WHAT NEEDS TO BE DONE
Which lines in the records below contain the word "style"? Copy each of them.

Figure record listings
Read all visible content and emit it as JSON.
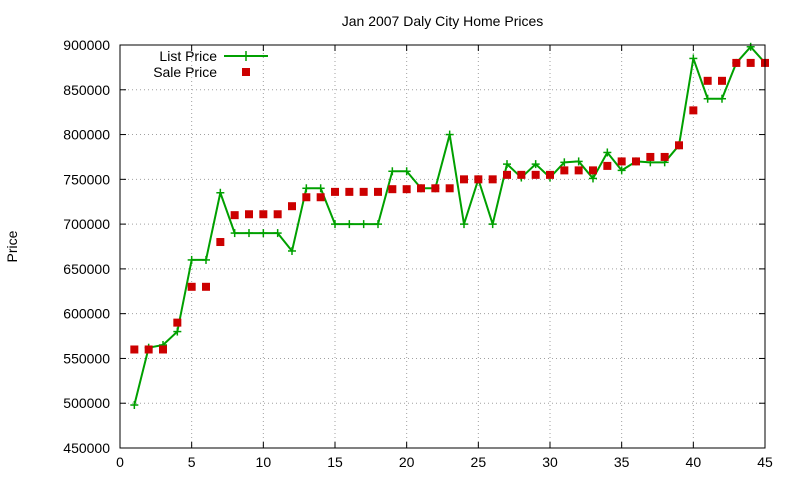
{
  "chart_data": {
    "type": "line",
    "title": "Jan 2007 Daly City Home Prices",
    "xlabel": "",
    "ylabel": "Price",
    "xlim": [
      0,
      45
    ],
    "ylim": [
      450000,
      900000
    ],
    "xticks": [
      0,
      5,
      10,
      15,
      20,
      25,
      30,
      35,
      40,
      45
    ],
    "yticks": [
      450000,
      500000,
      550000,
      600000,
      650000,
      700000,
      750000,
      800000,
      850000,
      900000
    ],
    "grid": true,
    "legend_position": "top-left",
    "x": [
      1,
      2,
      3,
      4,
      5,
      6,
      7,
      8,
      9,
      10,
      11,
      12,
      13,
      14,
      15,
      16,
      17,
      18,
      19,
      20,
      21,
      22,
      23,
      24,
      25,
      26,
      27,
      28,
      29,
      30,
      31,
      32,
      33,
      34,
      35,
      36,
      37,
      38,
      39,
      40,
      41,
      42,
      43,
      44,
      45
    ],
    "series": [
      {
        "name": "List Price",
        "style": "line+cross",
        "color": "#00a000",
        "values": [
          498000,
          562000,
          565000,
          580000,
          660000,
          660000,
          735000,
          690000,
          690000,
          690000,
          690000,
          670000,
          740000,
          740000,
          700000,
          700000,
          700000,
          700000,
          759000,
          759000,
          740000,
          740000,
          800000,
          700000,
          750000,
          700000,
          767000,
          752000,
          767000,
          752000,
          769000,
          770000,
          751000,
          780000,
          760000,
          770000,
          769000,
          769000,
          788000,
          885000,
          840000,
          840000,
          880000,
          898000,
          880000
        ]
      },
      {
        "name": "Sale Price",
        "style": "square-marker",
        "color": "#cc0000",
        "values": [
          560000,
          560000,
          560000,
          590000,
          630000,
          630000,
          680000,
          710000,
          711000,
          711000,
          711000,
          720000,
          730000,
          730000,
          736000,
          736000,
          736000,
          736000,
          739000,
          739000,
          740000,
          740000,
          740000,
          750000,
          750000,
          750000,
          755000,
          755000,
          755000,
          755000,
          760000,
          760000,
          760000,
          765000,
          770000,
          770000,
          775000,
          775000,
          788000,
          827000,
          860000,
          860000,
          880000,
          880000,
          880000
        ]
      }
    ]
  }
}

COMPLETED TASK
        "style": "line+cross",
        "style": "square-marker",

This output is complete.